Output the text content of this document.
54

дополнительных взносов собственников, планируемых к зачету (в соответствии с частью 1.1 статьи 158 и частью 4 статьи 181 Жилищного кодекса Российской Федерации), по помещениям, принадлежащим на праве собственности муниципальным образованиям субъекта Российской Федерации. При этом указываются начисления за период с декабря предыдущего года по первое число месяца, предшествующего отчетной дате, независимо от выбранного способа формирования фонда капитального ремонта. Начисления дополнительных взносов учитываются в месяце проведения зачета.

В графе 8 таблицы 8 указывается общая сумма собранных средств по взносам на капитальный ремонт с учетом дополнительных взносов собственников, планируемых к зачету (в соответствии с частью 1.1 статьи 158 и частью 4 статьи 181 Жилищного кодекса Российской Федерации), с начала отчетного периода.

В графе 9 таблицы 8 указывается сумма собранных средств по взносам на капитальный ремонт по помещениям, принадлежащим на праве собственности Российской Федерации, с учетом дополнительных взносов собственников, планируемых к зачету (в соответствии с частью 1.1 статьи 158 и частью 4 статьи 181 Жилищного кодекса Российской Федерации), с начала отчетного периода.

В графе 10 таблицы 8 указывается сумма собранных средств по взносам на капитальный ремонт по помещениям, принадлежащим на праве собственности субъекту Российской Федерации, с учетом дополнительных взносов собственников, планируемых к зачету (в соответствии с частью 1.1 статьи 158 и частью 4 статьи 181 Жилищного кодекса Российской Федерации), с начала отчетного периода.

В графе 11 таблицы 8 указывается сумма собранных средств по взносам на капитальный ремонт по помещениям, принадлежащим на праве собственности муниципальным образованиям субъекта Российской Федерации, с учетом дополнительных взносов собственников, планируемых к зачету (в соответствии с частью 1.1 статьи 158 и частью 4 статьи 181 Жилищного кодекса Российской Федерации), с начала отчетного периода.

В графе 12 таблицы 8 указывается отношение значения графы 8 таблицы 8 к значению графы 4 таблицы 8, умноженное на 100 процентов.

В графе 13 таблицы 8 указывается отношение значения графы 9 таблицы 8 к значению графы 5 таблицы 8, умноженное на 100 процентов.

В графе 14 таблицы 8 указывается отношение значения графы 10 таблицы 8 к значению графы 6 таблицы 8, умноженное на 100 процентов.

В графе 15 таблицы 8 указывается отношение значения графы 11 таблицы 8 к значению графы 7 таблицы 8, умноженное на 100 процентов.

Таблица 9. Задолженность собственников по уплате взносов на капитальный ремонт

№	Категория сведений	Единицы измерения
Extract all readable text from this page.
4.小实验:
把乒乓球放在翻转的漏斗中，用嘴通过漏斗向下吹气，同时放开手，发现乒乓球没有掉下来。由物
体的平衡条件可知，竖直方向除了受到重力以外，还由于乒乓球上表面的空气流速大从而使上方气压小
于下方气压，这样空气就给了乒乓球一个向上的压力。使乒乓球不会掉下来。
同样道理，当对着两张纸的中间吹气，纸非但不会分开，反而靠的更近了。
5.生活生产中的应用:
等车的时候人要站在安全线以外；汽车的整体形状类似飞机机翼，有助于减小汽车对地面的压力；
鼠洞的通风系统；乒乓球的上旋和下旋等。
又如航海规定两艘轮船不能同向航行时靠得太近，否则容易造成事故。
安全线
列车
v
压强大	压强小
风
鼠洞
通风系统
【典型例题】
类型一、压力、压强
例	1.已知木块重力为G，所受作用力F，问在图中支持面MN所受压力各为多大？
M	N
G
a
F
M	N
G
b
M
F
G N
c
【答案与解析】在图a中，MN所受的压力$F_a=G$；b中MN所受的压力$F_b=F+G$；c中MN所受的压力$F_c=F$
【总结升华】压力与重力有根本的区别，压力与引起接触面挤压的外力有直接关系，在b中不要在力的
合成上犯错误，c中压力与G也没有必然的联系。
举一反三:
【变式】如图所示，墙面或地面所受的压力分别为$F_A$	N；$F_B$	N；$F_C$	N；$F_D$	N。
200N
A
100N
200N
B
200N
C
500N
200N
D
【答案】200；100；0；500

* * * * * * * * *

Exercise objective: Write the number of lines containing the word "this" and nothing besides it.

Result: 2